■ PROBLEM TO WORK ON
Print the listing that follows, character for character.

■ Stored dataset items
····················
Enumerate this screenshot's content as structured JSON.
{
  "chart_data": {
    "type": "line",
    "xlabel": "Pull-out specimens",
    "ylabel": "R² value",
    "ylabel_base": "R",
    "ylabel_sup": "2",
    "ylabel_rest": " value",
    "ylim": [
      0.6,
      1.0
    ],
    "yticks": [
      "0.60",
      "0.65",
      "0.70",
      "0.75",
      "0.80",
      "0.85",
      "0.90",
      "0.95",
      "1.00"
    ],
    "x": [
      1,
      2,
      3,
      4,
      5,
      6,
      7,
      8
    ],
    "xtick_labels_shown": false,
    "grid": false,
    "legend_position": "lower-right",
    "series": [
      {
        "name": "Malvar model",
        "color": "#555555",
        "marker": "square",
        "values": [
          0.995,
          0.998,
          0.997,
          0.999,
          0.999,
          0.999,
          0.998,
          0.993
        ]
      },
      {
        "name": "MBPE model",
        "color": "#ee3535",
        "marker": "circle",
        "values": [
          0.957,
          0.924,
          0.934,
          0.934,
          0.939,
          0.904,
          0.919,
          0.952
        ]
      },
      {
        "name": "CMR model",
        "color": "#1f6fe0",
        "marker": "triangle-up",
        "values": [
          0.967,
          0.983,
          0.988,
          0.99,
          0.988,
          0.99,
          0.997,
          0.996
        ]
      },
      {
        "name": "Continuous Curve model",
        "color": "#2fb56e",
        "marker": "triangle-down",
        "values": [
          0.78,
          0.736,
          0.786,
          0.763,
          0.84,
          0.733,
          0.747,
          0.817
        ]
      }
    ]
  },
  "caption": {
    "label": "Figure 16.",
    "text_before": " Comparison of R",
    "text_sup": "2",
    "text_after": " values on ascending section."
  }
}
····················
■ COMPLETED EXERCISE
Enumerate this screenshot's content as structured JSON.
{
  "chart_data": {
    "type": "line",
    "xlabel": "Pull-out specimens",
    "ylabel": "R² value",
    "ylabel_base": "R",
    "ylabel_sup": "2",
    "ylabel_rest": " value",
    "ylim": [
      0.6,
      1.0
    ],
    "yticks": [
      "0.60",
      "0.65",
      "0.70",
      "0.75",
      "0.80",
      "0.85",
      "0.90",
      "0.95",
      "1.00"
    ],
    "x": [
      1,
      2,
      3,
      4,
      5,
      6,
      7,
      8
    ],
    "xtick_labels_shown": false,
    "grid": false,
    "legend_position": "lower-right",
    "series": [
      {
        "name": "Malvar model",
        "color": "#555555",
        "marker": "square",
        "values": [
          0.995,
          0.998,
          0.997,
          0.999,
          0.999,
          0.999,
          0.998,
          0.993
        ]
      },
      {
        "name": "MBPE model",
        "color": "#ee3535",
        "marker": "circle",
        "values": [
          0.957,
          0.924,
          0.934,
          0.934,
          0.939,
          0.904,
          0.919,
          0.952
        ]
      },
      {
        "name": "CMR model",
        "color": "#1f6fe0",
        "marker": "triangle-up",
        "values": [
          0.967,
          0.983,
          0.988,
          0.99,
          0.988,
          0.99,
          0.997,
          0.996
        ]
      },
      {
        "name": "Continuous Curve model",
        "color": "#2fb56e",
        "marker": "triangle-down",
        "values": [
          0.78,
          0.736,
          0.786,
          0.763,
          0.84,
          0.733,
          0.747,
          0.817
        ]
      }
    ]
  },
  "caption": {
    "label": "Figure 16.",
    "text_before": " Comparison of R",
    "text_sup": "2",
    "text_after": " values on ascending section."
  }
}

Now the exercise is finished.